> _Description of the task_
Collect all the lines that mention the word "name".

Dataset records:

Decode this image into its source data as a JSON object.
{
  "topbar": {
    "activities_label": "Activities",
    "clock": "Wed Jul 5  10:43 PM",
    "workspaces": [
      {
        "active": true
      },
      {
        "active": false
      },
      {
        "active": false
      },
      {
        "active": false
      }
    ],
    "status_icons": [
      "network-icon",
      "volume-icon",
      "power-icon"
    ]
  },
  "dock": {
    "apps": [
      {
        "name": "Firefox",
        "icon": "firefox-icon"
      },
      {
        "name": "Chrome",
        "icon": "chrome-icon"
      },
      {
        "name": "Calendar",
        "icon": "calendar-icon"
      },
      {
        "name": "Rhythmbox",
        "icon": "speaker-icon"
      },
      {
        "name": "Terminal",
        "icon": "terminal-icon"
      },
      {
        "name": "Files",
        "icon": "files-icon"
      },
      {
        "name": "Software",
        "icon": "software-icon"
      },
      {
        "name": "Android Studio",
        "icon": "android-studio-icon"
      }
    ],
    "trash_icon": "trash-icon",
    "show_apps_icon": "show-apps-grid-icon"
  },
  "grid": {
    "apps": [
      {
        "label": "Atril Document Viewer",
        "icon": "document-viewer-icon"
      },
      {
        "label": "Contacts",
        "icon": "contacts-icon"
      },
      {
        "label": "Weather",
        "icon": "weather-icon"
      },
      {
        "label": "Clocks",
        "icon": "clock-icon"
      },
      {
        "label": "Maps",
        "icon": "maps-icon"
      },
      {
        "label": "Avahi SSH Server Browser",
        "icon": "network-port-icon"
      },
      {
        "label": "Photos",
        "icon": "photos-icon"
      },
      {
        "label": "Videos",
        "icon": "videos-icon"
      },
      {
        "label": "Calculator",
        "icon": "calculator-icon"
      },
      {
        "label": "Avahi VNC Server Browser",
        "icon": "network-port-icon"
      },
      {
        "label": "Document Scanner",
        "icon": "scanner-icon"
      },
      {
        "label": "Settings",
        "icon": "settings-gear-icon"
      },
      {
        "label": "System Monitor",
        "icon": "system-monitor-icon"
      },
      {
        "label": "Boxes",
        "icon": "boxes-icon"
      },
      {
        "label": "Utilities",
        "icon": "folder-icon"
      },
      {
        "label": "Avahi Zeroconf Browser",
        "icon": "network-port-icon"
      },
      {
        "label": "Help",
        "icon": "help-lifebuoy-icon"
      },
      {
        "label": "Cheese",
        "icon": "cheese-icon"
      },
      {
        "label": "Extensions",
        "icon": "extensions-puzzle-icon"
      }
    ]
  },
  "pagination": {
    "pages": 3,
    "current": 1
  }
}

> _Solution for this problem_
        "name": "Firefox",
        "name": "Chrome",
        "name": "Calendar",
        "name": "Rhythmbox",
        "name": "Terminal",
        "name": "Files",
        "name": "Software",
        "name": "Android Studio",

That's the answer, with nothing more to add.